[Source records]
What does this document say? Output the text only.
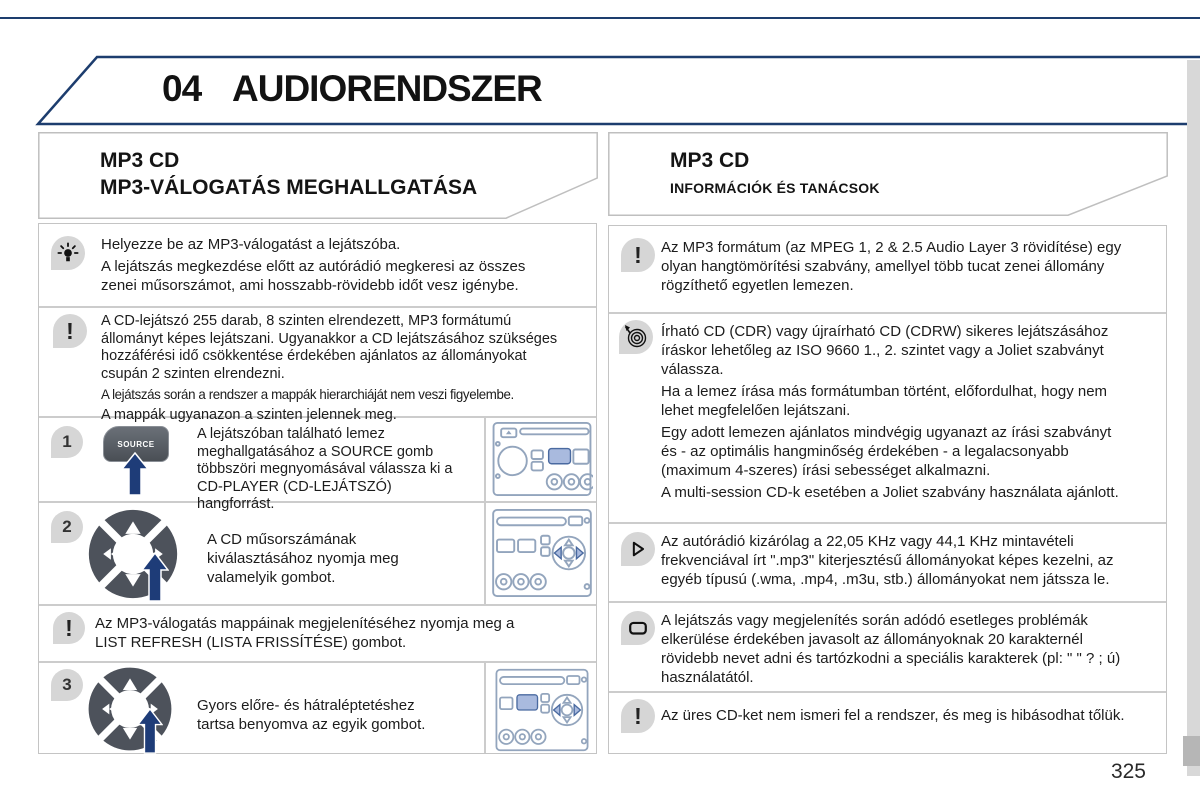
04 AUDIORENDSZER
325
MP3 CD
MP3-VÁLOGATÁS MEGHALLGATÁSA

Helyezze be az MP3-válogatást a lejátszóba.

A lejátszás megkezdése előtt az autórádió megkeresi az összes zenei műsorszámot, ami hosszabb-rövidebb időt vesz igénybe.

! A CD-lejátszó 255 darab, 8 szinten elrendezett, MP3 formátumú állományt képes lejátszani. Ugyanakkor a CD lejátszásához szükséges hozzáférési idő csökkentése érdekében ajánlatos az állományokat csupán 2 szinten elrendezni.

A lejátszás során a rendszer a mappák hierarchiáját nem veszi figyelembe.

A mappák ugyanazon a szinten jelennek meg.

1	SOURCE

A lejátszóban található lemez meghallgatásához a SOURCE gomb többszöri megnyomásával válassza ki a CD-PLAYER (CD-LEJÁTSZÓ) hangforrást.

2

A CD műsorszámának kiválasztásához nyomja meg valamelyik gombot.

! Az MP3-válogatás mappáinak megjelenítéséhez nyomja meg a LIST REFRESH (LISTA FRISSÍTÉSE) gombot.

3

Gyors előre- és hátraléptetéshez tartsa benyomva az egyik gombot.

MP3 CD
INFORMÁCIÓK ÉS TANÁCSOK
! Az MP3 formátum (az MPEG 1, 2 & 2.5 Audio Layer 3 rövidítése) egy olyan hangtömörítési szabvány, amellyel több tucat zenei állomány rögzíthető egyetlen lemezen.

Írható CD (CDR) vagy újraírható CD (CDRW) sikeres lejátszásához íráskor lehetőleg az ISO 9660 1., 2. szintet vagy a Joliet szabványt válassza.

Ha a lemez írása más formátumban történt, előfordulhat, hogy nem lehet megfelelően lejátszani.

Egy adott lemezen ajánlatos mindvégig ugyanazt az írási szabványt és - az optimális hangminőség érdekében - a legalacsonyabb (maximum 4-szeres) írási sebességet alkalmazni.

A multi-session CD-k esetében a Joliet szabvány használata ajánlott.

Az autórádió kizárólag a 22,05 KHz vagy 44,1 KHz mintavételi frekvenciával írt ".mp3" kiterjesztésű állományokat képes kezelni, az egyéb típusú (.wma, .mp4, .m3u, stb.) állományokat nem játssza le.

A lejátszás vagy megjelenítés során adódó esetleges problémák elkerülése érdekében javasolt az állományoknak 20 karakternél rövidebb nevet adni és tartózkodni a speciális karakterek (pl: " " ? ; ú) használatától.

! Az üres CD-ket nem ismeri fel a rendszer, és meg is hibásodhat tőlük.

### Objective
Pick out all the lines with the word "érdekében" in them and copy them.

### Output of the task
! A CD-lejátszó 255 darab, 8 szinten elrendezett, MP3 formátumú állományt képes lejátszani. Ugyanakkor a CD lejátszásához szükséges hozzáférési idő csökkentése érdekében ajánlatos az állományokat csupán 2 szinten elrendezni.
Egy adott lemezen ajánlatos mindvégig ugyanazt az írási szabványt és - az optimális hangminőség érdekében - a legalacsonyabb (maximum 4-szeres) írási sebességet alkalmazni.
A lejátszás vagy megjelenítés során adódó esetleges problémák elkerülése érdekében javasolt az állományoknak 20 karakternél rövidebb nevet adni és tartózkodni a speciális karakterek (pl: " " ? ; ú) használatától.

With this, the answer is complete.